## GIVEN EXERCISE
Print the data from the line containing "data-point [643,265,645,267]" through the line containing "data-point [536,283,538,285]", including both of those lines, without changing anything.

---- LISTING

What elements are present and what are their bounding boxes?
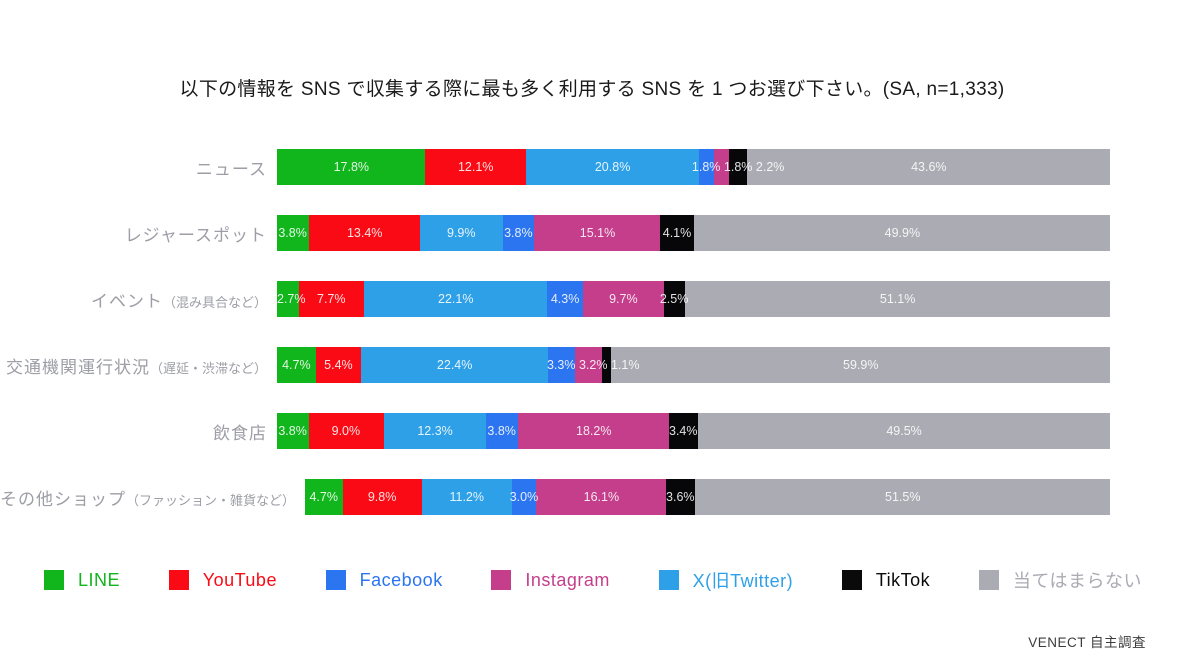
bar-segment-line [277, 347, 317, 383]
legend-label: YouTube [202, 569, 277, 590]
bar-segment-facebook [502, 215, 535, 251]
bar-segment-- [695, 479, 1110, 515]
bar-segment-x-twitter- [421, 479, 513, 515]
bar-segment-x-twitter- [420, 215, 503, 251]
legend-label: TikTok [875, 569, 931, 590]
category-label: 飲食店 [213, 423, 267, 443]
bar-segment-line [305, 479, 343, 515]
bar-segment-line [277, 149, 426, 185]
legend-swatch-icon [325, 570, 346, 590]
bar-segment-- [747, 149, 1110, 185]
legend-label: Facebook [359, 569, 443, 590]
bar-track: 17.8% 12.1% 20.8% 1.8% 1.8% 2.2% 43.6% [277, 149, 1110, 185]
bar-segment-instagram [713, 149, 729, 185]
bar-segment-tiktok [669, 413, 698, 449]
bar-segment-instagram [517, 413, 670, 449]
bar-track: 4.7% 5.4% 22.4% 3.3% 3.2% 1.1% 59.9% [277, 347, 1110, 383]
legend-item-youtube: YouTube [168, 569, 277, 591]
bar-segment-tiktok [666, 479, 695, 515]
bar-segment-x-twitter- [525, 149, 699, 185]
bar-segment-line [277, 215, 309, 251]
category-label: レジャースポット [124, 225, 267, 245]
bar-segment-x-twitter- [363, 281, 548, 317]
bar-track: 3.8% 13.4% 9.9% 3.8% 15.1% 4.1% 49.9% [277, 215, 1110, 251]
legend-swatch-icon [44, 570, 64, 590]
bar-segment-facebook [698, 149, 714, 185]
bar-segment-tiktok [601, 347, 612, 383]
source-note: VENECT 自主調査 [1028, 635, 1146, 650]
category-label: イベント（混み具合など） [90, 291, 267, 311]
chart-row: 飲食店 3.8% 9.0% 12.3% 3.8% 18.2% 3.4% 49.5% [0, 398, 1184, 464]
bar-segment-tiktok [660, 215, 695, 251]
bar-segment-facebook [547, 347, 576, 383]
bar-segment-instagram [534, 215, 661, 251]
bar-segment-youtube [308, 413, 384, 449]
chart-row: 交通機関運行状況（遅延・渋滞など） 4.7% 5.4% 22.4% 3.3% 3.2% 1.… [0, 332, 1184, 398]
legend-item--: 当てはまらない [978, 567, 1142, 593]
bar-segment-youtube [308, 215, 421, 251]
chart-row: その他ショップ（ファッション・雑貨など） 4.7% 9.8% 11.2% 3.0% 16.… [0, 464, 1184, 530]
legend-swatch-icon [841, 570, 862, 590]
bar-segment-facebook [547, 281, 584, 317]
legend-swatch-icon [491, 570, 512, 590]
category-label: ニュース [195, 159, 267, 179]
bar-segment-instagram [536, 479, 666, 515]
bar-segment-tiktok [728, 149, 748, 185]
bar-track: 4.7% 9.8% 11.2% 3.0% 16.1% 3.6% 51.5% [305, 479, 1110, 515]
bar-segment-youtube [425, 149, 526, 185]
bar-segment-facebook [512, 479, 537, 515]
legend-item-instagram: Instagram [491, 570, 610, 591]
category-sublabel: （遅延・渋滞など） [149, 360, 267, 376]
bar-track: 2.7% 7.7% 22.1% 4.3% 9.7% 2.5% 51.1% [277, 281, 1110, 317]
bar-segment-line [277, 281, 300, 317]
chart-row: レジャースポット 3.8% 13.4% 9.9% 3.8% 15.1% 4.1% 49.9% [0, 200, 1184, 266]
legend-label: Instagram [525, 569, 610, 590]
bar-segment-x-twitter- [383, 413, 487, 449]
legend-item-line: LINE [44, 570, 120, 591]
category-sublabel: （ファッション・雑貨など） [126, 492, 296, 508]
bar-segment-youtube [342, 479, 422, 515]
legend-item-tiktok: TikTok [841, 569, 931, 591]
bar-segment-tiktok [663, 281, 685, 317]
chart-title: 以下の情報を SNS で収集する際に最も多く利用する SNS を 1 つお選び下… [179, 79, 1005, 100]
bar-segment-- [694, 215, 1110, 251]
bar-segment-- [611, 347, 1110, 383]
bar-segment-line [277, 413, 309, 449]
chart-legend: LINE YouTube Facebook Instagram X(旧Twitter) T… [44, 566, 1142, 594]
legend-item-facebook: Facebook [325, 569, 443, 591]
legend-swatch-icon [978, 570, 999, 590]
bar-segment-youtube [316, 347, 362, 383]
stacked-bar-chart: ニュース 17.8% 12.1% 20.8% 1.8% 1.8% 2.2% 43.6% レジャー… [0, 134, 1184, 530]
category-label: 交通機関運行状況（遅延・渋滞など） [5, 357, 267, 377]
bar-segment-x-twitter- [361, 347, 548, 383]
chart-row: ニュース 17.8% 12.1% 20.8% 1.8% 1.8% 2.2% 43.6% [0, 134, 1184, 200]
bar-segment-instagram [575, 347, 602, 383]
bar-segment-facebook [486, 413, 518, 449]
category-sublabel: （混み具合など） [162, 294, 267, 310]
bar-segment-instagram [583, 281, 664, 317]
legend-swatch-icon [168, 570, 189, 590]
chart-row: イベント（混み具合など） 2.7% 7.7% 22.1% 4.3% 9.7% 2.5% 51.… [0, 266, 1184, 332]
legend-label: X(旧Twitter) [692, 571, 794, 591]
legend-swatch-icon [658, 570, 679, 590]
category-label: その他ショップ（ファッション・雑貨など） [0, 489, 296, 509]
bar-track: 3.8% 9.0% 12.3% 3.8% 18.2% 3.4% 49.5% [277, 413, 1110, 449]
legend-label: LINE [78, 569, 121, 590]
legend-label: 当てはまらない [1012, 571, 1142, 591]
legend-item-x-twitter-: X(旧Twitter) [658, 567, 794, 593]
bar-segment-- [684, 281, 1110, 317]
bar-segment-- [697, 413, 1110, 449]
bar-segment-youtube [299, 281, 364, 317]
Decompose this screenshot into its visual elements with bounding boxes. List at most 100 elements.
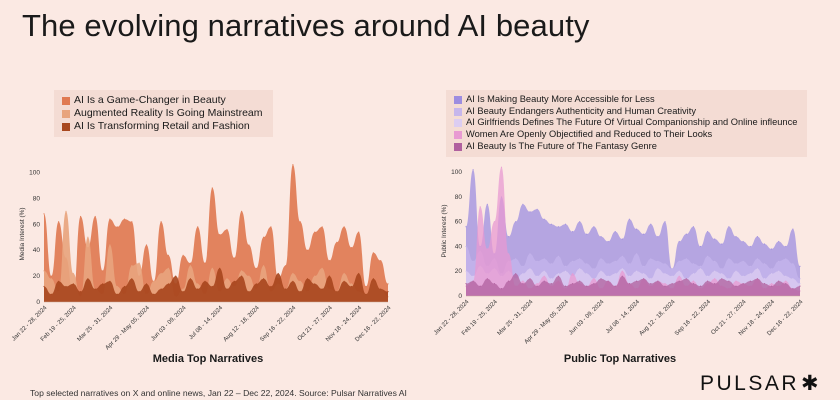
data-point [643,265,645,267]
y-tick-label: 60 [455,219,463,226]
data-point [197,288,199,290]
data-point [500,288,503,290]
data-point [372,252,374,254]
x-tick-label: Jul 08 - 14, 2024 [188,305,224,341]
data-point [358,231,360,233]
data-point [358,272,360,275]
legend-swatch [454,107,462,116]
data-point [671,283,673,285]
data-point [387,291,389,293]
data-point [314,231,316,233]
data-point [94,215,96,218]
data-point [593,226,595,228]
data-point [628,218,630,220]
data-point [721,273,723,275]
data-point [692,280,694,282]
data-point [299,221,301,223]
legend-item-4: Women Are Openly Objectified and Reduced… [454,129,797,141]
data-point [465,270,467,272]
data-point [292,164,294,166]
legend-swatch [62,109,70,118]
data-point [479,285,481,287]
data-point [607,263,609,265]
data-point [189,262,191,264]
data-point [543,270,545,272]
y-tick-label: 80 [33,195,41,202]
data-point [607,240,609,243]
data-point [131,265,133,267]
data-point [116,285,118,288]
data-point [664,221,666,223]
data-point [145,283,148,285]
data-point [167,267,169,269]
data-point [543,218,545,220]
data-point [756,258,758,260]
data-point [579,280,581,282]
data-point [614,285,616,287]
data-point [486,248,488,250]
data-point [87,278,89,280]
data-point [763,263,766,265]
y-tick-label: 60 [33,221,41,228]
data-point [628,263,630,265]
data-point [65,210,67,212]
page-title: The evolving narratives around AI beauty [22,8,590,43]
data-point [664,263,666,265]
data-point [299,291,301,293]
data-point [153,280,155,282]
data-point [586,285,588,287]
data-point [572,260,574,262]
data-point [536,283,538,285]
legend-label: AI Is Transforming Retail and Fashion [74,120,250,132]
data-point [678,260,680,262]
asterisk-icon: ✱ [801,372,819,395]
data-point [699,245,702,248]
data-point [763,243,766,245]
data-point [557,275,559,277]
data-point [600,236,602,238]
data-point [299,280,301,282]
data-point [536,275,538,277]
legend-item-5: AI Beauty Is The Future of The Fantasy G… [454,141,797,153]
data-point [219,267,221,269]
data-point [771,248,773,250]
media-chart-panel: Media Interest (%) 0 20 40 60 80 100 Jan 22 - 2… [8,70,408,380]
data-point [522,203,524,205]
legend-item-1: AI Is a Game-Changer in Beauty [62,94,263,107]
data-point [508,236,510,238]
data-point [714,238,716,240]
data-point [241,270,243,272]
data-point [226,228,228,231]
data-point [321,267,323,269]
data-point [472,260,474,262]
data-point [564,285,567,287]
data-point [343,226,345,228]
data-point [621,270,623,272]
data-point [735,270,737,272]
data-point [270,285,272,288]
data-point [116,293,118,295]
data-point [778,260,780,262]
data-point [593,268,595,270]
x-tick-label: Jul 08 - 14, 2024 [605,299,641,335]
data-point [80,215,82,218]
data-point [292,272,294,275]
data-point [263,236,265,238]
data-point [699,268,702,270]
y-tick-label: 100 [451,169,462,176]
data-point [306,278,309,280]
data-point [778,280,780,282]
data-point [579,268,581,270]
data-point [607,275,609,277]
data-point [321,226,323,228]
data-point [204,262,206,264]
y-tick-label: 40 [33,247,41,254]
data-point [593,278,595,280]
data-point [80,291,82,293]
data-point [650,258,652,260]
data-point [728,278,730,280]
data-point [621,238,623,240]
data-point [778,270,780,272]
data-point [735,263,737,265]
data-point [792,263,794,265]
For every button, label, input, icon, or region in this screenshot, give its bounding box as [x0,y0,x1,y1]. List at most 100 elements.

--------

## EXERCISE SOLUTION
data-point [643,265,645,267]
y-tick-label: 60 [455,219,463,226]
data-point [197,288,199,290]
data-point [500,288,503,290]
data-point [372,252,374,254]
x-tick-label: Jul 08 - 14, 2024 [188,305,224,341]
data-point [358,231,360,233]
data-point [358,272,360,275]
legend-swatch [454,107,462,116]
data-point [671,283,673,285]
data-point [387,291,389,293]
data-point [314,231,316,233]
data-point [94,215,96,218]
data-point [593,226,595,228]
data-point [628,218,630,220]
data-point [721,273,723,275]
data-point [692,280,694,282]
data-point [299,221,301,223]
legend-item-4: Women Are Openly Objectified and Reduced… [454,129,797,141]
data-point [465,270,467,272]
data-point [292,164,294,166]
legend-swatch [62,109,70,118]
data-point [479,285,481,287]
data-point [607,263,609,265]
data-point [189,262,191,264]
data-point [543,270,545,272]
y-tick-label: 80 [33,195,41,202]
data-point [607,240,609,243]
data-point [131,265,133,267]
data-point [116,285,118,288]
data-point [664,221,666,223]
data-point [145,283,148,285]
data-point [167,267,169,269]
data-point [543,218,545,220]
data-point [756,258,758,260]
data-point [579,280,581,282]
data-point [614,285,616,287]
data-point [486,248,488,250]
data-point [87,278,89,280]
data-point [763,263,766,265]
y-tick-label: 60 [33,221,41,228]
data-point [628,263,630,265]
data-point [65,210,67,212]
page-title: The evolving narratives around AI beauty [22,8,590,43]
data-point [664,263,666,265]
data-point [299,291,301,293]
data-point [153,280,155,282]
data-point [586,285,588,287]
data-point [572,260,574,262]
data-point [536,283,538,285]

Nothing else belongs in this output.